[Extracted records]
## start

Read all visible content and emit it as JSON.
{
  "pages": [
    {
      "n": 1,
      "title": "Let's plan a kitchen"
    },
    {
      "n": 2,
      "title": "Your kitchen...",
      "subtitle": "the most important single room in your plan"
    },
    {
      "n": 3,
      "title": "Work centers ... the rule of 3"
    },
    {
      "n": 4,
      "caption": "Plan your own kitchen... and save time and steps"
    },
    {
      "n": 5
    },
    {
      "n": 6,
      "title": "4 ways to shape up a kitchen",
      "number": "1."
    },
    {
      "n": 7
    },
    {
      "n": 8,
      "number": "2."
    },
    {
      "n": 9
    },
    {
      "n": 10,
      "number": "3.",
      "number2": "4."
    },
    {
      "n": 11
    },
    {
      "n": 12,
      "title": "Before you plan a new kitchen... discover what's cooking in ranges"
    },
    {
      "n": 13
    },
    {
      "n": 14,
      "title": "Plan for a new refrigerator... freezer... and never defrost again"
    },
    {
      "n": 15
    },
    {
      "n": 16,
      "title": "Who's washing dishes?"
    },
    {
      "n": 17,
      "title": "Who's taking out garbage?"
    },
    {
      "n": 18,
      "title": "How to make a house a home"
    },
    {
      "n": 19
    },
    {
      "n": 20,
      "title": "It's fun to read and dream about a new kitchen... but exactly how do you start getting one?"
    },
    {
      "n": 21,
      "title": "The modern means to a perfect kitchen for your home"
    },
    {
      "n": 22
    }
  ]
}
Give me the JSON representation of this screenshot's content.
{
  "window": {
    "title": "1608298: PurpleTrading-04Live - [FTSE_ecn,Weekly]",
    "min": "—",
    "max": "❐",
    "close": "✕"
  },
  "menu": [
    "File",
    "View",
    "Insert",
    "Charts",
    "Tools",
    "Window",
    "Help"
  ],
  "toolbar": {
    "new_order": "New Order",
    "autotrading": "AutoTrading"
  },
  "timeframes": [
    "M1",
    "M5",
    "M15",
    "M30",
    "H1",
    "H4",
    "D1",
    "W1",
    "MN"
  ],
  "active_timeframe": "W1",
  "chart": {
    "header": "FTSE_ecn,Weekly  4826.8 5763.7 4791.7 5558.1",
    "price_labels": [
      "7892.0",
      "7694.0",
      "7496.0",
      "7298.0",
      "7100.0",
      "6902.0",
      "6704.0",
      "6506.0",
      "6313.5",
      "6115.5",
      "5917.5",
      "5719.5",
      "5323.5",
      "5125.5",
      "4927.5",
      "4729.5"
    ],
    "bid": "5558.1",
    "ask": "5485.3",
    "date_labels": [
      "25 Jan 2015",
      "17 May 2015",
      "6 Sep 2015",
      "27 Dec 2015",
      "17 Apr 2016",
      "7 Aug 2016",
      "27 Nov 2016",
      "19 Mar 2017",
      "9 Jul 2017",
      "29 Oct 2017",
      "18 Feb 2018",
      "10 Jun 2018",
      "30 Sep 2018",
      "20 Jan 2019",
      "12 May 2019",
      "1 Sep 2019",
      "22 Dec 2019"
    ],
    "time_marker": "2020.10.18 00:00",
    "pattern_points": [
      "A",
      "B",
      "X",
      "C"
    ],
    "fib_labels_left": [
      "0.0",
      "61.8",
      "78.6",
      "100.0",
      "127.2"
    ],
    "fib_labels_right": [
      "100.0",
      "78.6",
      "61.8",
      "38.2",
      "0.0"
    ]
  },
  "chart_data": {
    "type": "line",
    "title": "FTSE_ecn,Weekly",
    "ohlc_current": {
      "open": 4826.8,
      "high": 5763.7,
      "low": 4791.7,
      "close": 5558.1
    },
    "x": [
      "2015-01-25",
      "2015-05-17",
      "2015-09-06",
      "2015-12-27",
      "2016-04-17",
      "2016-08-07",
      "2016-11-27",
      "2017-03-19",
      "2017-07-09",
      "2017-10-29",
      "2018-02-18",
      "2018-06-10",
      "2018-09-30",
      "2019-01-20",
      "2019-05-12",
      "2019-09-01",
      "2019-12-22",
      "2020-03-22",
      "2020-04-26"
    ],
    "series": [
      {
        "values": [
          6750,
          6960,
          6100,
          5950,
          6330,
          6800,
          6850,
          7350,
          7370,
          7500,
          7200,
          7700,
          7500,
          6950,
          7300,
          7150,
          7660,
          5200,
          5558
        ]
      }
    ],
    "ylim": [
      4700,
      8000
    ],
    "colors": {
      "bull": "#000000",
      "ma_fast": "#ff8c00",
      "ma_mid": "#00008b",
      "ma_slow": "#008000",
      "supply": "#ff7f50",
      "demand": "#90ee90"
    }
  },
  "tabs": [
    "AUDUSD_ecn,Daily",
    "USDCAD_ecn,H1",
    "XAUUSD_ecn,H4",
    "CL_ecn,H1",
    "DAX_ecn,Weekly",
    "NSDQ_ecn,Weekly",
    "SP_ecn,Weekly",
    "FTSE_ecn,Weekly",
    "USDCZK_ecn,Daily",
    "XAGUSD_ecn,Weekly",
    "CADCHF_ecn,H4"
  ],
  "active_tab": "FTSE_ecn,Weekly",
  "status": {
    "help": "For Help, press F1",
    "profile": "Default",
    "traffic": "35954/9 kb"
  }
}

## end

* **Direction**:
Output the records exactly, including every line.

* **Answer to the exercise**:
Read all visible content and emit it as JSON.
{
  "pages": [
    {
      "n": 1,
      "title": "Let's plan a kitchen"
    },
    {
      "n": 2,
      "title": "Your kitchen...",
      "subtitle": "the most important single room in your plan"
    },
    {
      "n": 3,
      "title": "Work centers ... the rule of 3"
    },
    {
      "n": 4,
      "caption": "Plan your own kitchen... and save time and steps"
    },
    {
      "n": 5
    },
    {
      "n": 6,
      "title": "4 ways to shape up a kitchen",
      "number": "1."
    },
    {
      "n": 7
    },
    {
      "n": 8,
      "number": "2."
    },
    {
      "n": 9
    },
    {
      "n": 10,
      "number": "3.",
      "number2": "4."
    },
    {
      "n": 11
    },
    {
      "n": 12,
      "title": "Before you plan a new kitchen... discover what's cooking in ranges"
    },
    {
      "n": 13
    },
    {
      "n": 14,
      "title": "Plan for a new refrigerator... freezer... and never defrost again"
    },
    {
      "n": 15
    },
    {
      "n": 16,
      "title": "Who's washing dishes?"
    },
    {
      "n": 17,
      "title": "Who's taking out garbage?"
    },
    {
      "n": 18,
      "title": "How to make a house a home"
    },
    {
      "n": 19
    },
    {
      "n": 20,
      "title": "It's fun to read and dream about a new kitchen... but exactly how do you start getting one?"
    },
    {
      "n": 21,
      "title": "The modern means to a perfect kitchen for your home"
    },
    {
      "n": 22
    }
  ]
}
Give me the JSON representation of this screenshot's content.
{
  "window": {
    "title": "1608298: PurpleTrading-04Live - [FTSE_ecn,Weekly]",
    "min": "—",
    "max": "❐",
    "close": "✕"
  },
  "menu": [
    "File",
    "View",
    "Insert",
    "Charts",
    "Tools",
    "Window",
    "Help"
  ],
  "toolbar": {
    "new_order": "New Order",
    "autotrading": "AutoTrading"
  },
  "timeframes": [
    "M1",
    "M5",
    "M15",
    "M30",
    "H1",
    "H4",
    "D1",
    "W1",
    "MN"
  ],
  "active_timeframe": "W1",
  "chart": {
    "header": "FTSE_ecn,Weekly  4826.8 5763.7 4791.7 5558.1",
    "price_labels": [
      "7892.0",
      "7694.0",
      "7496.0",
      "7298.0",
      "7100.0",
      "6902.0",
      "6704.0",
      "6506.0",
      "6313.5",
      "6115.5",
      "5917.5",
      "5719.5",
      "5323.5",
      "5125.5",
      "4927.5",
      "4729.5"
    ],
    "bid": "5558.1",
    "ask": "5485.3",
    "date_labels": [
      "25 Jan 2015",
      "17 May 2015",
      "6 Sep 2015",
      "27 Dec 2015",
      "17 Apr 2016",
      "7 Aug 2016",
      "27 Nov 2016",
      "19 Mar 2017",
      "9 Jul 2017",
      "29 Oct 2017",
      "18 Feb 2018",
      "10 Jun 2018",
      "30 Sep 2018",
      "20 Jan 2019",
      "12 May 2019",
      "1 Sep 2019",
      "22 Dec 2019"
    ],
    "time_marker": "2020.10.18 00:00",
    "pattern_points": [
      "A",
      "B",
      "X",
      "C"
    ],
    "fib_labels_left": [
      "0.0",
      "61.8",
      "78.6",
      "100.0",
      "127.2"
    ],
    "fib_labels_right": [
      "100.0",
      "78.6",
      "61.8",
      "38.2",
      "0.0"
    ]
  },
  "chart_data": {
    "type": "line",
    "title": "FTSE_ecn,Weekly",
    "ohlc_current": {
      "open": 4826.8,
      "high": 5763.7,
      "low": 4791.7,
      "close": 5558.1
    },
    "x": [
      "2015-01-25",
      "2015-05-17",
      "2015-09-06",
      "2015-12-27",
      "2016-04-17",
      "2016-08-07",
      "2016-11-27",
      "2017-03-19",
      "2017-07-09",
      "2017-10-29",
      "2018-02-18",
      "2018-06-10",
      "2018-09-30",
      "2019-01-20",
      "2019-05-12",
      "2019-09-01",
      "2019-12-22",
      "2020-03-22",
      "2020-04-26"
    ],
    "series": [
      {
        "values": [
          6750,
          6960,
          6100,
          5950,
          6330,
          6800,
          6850,
          7350,
          7370,
          7500,
          7200,
          7700,
          7500,
          6950,
          7300,
          7150,
          7660,
          5200,
          5558
        ]
      }
    ],
    "ylim": [
      4700,
      8000
    ],
    "colors": {
      "bull": "#000000",
      "ma_fast": "#ff8c00",
      "ma_mid": "#00008b",
      "ma_slow": "#008000",
      "supply": "#ff7f50",
      "demand": "#90ee90"
    }
  },
  "tabs": [
    "AUDUSD_ecn,Daily",
    "USDCAD_ecn,H1",
    "XAUUSD_ecn,H4",
    "CL_ecn,H1",
    "DAX_ecn,Weekly",
    "NSDQ_ecn,Weekly",
    "SP_ecn,Weekly",
    "FTSE_ecn,Weekly",
    "USDCZK_ecn,Daily",
    "XAGUSD_ecn,Weekly",
    "CADCHF_ecn,H4"
  ],
  "active_tab": "FTSE_ecn,Weekly",
  "status": {
    "help": "For Help, press F1",
    "profile": "Default",
    "traffic": "35954/9 kb"
  }
}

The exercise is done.